■ **Task 1**: According to the poetry essay, which poet echoed Horace?
■ **Task 2**: Using the poetry essay, decide whether each statement agrees with it, and support each yes or no with the deciding words quoted from the essay: (a) Piecing together a few lines of verse requires publication. (b) The essay quotes Emerson. (c) Horace advocated a brief period of sequestration.
■ **Task 3**: Write the next part of the poetry essay, beginning after its final sentence.

Tag Archives: Poetry Readings

What Was Lost

I open by alluding to the work of Herbert Morris, unfairly overlooked amid triumphant commercialism, disposable art…shameless, unabashed self-promotion. Taxing intelligence, quietly insisting: reader required, no idle spectator—

          The body knows deceptions long and lucid.

The masters have gone, banished from healthy curriculum. The loss is bitterly quantifiable. Emerson: “In love, in art, in avarice, in politics, in labor, in games, we study to utter our painful secret.”

The simple act of having written, of piecing together a few lines of verse—in no way necessitates publication. Though why listen to anybody else? Everyone a priest, everyone a poet. Why bother with Horace (echoed by Robert Frost and several others), advocating a lengthy period of total sequestration? Poems must settle on their own. And that takes time.

Like the relentless cicada, generously provided a protective bone, spared its own deafening crescendo…today’s poets (I cringe evoking that designation) dash onto the stage, impervious to criticism.

The work itself…subdued by the incredible demand for notice—desperate push for publicity. Next in line, poet laureate of the cul-de-sac…where longevity takes the prize, rewarding senescence over quality of thought and masterful composition.

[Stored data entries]
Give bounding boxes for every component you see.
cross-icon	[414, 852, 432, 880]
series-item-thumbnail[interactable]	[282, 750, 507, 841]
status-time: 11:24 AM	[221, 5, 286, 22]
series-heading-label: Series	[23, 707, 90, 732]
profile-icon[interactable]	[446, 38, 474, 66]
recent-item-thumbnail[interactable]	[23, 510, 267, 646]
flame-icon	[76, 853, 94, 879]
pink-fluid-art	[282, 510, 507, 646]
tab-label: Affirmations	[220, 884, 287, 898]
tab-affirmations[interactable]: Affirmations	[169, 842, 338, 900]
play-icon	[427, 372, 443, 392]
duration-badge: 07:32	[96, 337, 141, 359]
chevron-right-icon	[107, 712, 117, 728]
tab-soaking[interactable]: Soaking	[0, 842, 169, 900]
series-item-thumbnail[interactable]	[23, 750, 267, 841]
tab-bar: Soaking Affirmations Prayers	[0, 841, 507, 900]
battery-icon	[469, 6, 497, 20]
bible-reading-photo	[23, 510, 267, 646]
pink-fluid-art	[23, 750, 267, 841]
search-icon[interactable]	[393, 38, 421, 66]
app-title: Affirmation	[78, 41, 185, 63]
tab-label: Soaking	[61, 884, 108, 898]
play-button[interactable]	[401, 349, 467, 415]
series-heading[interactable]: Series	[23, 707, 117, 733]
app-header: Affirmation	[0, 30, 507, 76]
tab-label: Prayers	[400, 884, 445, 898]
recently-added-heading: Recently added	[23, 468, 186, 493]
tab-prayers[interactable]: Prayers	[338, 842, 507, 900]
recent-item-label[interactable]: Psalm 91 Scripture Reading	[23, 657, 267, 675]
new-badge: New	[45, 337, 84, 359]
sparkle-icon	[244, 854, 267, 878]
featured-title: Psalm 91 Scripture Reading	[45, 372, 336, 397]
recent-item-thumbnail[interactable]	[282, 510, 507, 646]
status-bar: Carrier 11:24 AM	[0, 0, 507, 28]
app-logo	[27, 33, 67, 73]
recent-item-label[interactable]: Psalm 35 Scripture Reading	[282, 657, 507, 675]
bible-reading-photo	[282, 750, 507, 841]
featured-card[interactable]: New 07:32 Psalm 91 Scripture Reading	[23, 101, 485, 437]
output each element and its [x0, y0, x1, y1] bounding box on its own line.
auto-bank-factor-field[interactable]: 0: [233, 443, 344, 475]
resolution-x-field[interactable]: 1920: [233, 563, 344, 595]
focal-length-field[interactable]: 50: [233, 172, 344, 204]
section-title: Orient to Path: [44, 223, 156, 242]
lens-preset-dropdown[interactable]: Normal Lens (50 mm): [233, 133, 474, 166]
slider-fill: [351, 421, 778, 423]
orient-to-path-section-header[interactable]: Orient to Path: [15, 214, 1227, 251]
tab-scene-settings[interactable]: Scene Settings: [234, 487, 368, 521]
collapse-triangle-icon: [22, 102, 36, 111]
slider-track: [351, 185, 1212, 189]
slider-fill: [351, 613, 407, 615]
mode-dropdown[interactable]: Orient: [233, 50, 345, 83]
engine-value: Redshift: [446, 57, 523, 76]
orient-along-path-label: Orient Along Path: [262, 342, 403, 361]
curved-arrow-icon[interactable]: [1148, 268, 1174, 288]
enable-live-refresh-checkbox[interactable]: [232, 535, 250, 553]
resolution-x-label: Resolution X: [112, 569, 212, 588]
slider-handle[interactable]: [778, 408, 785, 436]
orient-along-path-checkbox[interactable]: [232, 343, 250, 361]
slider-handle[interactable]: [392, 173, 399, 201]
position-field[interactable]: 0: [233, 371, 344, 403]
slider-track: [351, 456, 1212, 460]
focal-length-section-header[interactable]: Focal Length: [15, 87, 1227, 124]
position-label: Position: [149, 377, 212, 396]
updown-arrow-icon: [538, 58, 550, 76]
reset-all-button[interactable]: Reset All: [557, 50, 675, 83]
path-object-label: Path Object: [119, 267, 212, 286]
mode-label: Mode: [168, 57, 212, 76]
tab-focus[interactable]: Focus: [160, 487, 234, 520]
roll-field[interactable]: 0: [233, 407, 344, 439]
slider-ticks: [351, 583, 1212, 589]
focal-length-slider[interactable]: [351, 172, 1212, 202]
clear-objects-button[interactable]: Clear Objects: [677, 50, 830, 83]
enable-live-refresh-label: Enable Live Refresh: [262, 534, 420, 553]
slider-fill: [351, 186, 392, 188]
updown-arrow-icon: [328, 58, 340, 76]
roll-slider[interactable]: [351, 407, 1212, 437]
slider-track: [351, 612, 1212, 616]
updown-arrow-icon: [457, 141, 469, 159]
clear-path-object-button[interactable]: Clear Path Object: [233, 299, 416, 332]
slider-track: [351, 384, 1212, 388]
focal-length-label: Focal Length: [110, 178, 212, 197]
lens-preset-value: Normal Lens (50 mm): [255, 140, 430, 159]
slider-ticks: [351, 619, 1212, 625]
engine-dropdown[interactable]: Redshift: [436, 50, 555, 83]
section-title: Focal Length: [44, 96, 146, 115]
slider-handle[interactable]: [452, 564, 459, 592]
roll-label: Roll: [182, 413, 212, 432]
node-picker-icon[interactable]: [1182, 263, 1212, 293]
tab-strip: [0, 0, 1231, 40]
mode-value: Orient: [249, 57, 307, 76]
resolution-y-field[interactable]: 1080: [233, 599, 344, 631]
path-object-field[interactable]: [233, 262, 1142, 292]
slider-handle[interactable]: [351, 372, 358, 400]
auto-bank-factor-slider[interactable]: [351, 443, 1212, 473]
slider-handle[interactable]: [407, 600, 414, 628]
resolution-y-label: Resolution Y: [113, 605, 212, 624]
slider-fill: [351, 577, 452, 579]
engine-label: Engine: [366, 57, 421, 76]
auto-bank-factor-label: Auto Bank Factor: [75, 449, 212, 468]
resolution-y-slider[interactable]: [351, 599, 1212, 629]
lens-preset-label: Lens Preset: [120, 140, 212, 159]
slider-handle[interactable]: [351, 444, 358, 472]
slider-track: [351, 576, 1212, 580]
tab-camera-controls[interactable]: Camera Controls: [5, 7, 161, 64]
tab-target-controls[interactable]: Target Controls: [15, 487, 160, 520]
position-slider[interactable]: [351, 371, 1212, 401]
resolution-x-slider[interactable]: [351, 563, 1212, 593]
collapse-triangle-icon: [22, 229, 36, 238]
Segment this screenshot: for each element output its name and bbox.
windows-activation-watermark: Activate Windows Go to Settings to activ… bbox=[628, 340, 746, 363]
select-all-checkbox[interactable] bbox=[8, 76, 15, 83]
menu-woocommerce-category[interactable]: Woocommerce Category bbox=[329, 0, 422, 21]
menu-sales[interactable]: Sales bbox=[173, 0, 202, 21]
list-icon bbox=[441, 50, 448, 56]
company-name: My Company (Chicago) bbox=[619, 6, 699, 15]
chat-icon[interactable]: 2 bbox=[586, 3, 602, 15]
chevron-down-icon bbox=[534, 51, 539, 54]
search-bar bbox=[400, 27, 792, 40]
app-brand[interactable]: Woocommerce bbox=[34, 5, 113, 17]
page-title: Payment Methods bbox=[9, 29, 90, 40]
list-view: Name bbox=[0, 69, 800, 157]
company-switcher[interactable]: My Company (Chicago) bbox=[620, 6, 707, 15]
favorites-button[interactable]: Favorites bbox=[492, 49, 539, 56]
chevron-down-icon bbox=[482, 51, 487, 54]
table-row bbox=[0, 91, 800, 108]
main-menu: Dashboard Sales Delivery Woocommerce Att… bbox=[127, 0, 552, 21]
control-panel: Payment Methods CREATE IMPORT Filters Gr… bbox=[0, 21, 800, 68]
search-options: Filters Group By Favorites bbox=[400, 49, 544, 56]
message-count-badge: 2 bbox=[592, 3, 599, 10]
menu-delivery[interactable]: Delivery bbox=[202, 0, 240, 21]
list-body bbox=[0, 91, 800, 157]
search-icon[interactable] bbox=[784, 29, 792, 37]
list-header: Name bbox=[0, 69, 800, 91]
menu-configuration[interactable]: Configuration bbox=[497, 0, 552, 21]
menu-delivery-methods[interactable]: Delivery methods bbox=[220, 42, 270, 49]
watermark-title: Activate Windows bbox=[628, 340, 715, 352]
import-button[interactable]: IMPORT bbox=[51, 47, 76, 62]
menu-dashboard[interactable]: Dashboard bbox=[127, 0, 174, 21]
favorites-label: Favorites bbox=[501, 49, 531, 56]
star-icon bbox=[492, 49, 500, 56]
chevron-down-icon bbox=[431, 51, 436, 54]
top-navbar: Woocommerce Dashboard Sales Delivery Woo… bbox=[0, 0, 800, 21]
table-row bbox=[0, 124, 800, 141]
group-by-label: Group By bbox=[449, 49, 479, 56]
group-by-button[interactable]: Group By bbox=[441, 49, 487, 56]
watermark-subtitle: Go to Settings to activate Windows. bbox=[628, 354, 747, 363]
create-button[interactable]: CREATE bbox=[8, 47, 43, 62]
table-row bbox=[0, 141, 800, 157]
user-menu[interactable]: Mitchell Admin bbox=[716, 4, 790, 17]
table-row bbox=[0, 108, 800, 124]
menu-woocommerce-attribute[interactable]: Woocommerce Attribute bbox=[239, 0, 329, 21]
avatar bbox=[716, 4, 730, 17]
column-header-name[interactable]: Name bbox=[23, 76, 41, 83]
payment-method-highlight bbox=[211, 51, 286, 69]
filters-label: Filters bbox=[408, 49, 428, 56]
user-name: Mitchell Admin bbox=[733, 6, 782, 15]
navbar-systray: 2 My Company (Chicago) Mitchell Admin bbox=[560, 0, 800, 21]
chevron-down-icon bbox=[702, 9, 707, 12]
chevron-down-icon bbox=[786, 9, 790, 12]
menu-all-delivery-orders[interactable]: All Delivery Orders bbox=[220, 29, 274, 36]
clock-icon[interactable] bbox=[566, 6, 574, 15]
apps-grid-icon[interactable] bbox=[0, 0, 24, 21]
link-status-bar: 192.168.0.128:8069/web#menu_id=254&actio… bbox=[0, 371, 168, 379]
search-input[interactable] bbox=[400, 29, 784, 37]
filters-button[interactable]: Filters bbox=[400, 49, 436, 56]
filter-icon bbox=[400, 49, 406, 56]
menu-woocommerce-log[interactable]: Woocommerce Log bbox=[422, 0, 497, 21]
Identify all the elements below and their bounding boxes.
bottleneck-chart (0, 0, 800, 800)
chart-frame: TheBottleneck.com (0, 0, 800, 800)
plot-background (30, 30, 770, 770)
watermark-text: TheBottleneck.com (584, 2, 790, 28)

■ **Exercise response 1**: Robert Frost

■ **Exercise response 2**:
(a) No: "in no way necessitates publication."
(b) Yes: "Emerson: “In love, in art, in avarice, in politics, in labor, in games, we study to utter our painful secret.”"
(c) No: "advocating a lengthy period of total sequestration"

■ **Exercise response 3**:
I ask fair reading.

But it makes perfect sense, as the deluge continues to overwhelm, that advertisement steals the primary focus of today’s writer, with increasing effort devoted to marketing. “Vanity of vanities…”

Joseph Epstein, ca. 1995: “To provide only a single depressing statistic, I read somewhere that there are currently 26,000 registered poets in the United States. Where, it will be asked, do they register? With the Associated Writing Programs, I gather, which are chiefly made up of teachers of writing, who are even now busy producing still more poets, who will go on to teach yet more poets, who will…so that in twenty years’ time we will have 52,000 registered poets. Degas, more than a century ago, remarked: ‘We must discourage the arts.’ Sometimes that doesn’t seem a bad idea.”

Prediction fulfilled (and likely exceeded)—that’s an annual buffet of 1,000 poets per week. Revolting even to the most determined glutton.

There’s little I can admire in much contemporary poetry.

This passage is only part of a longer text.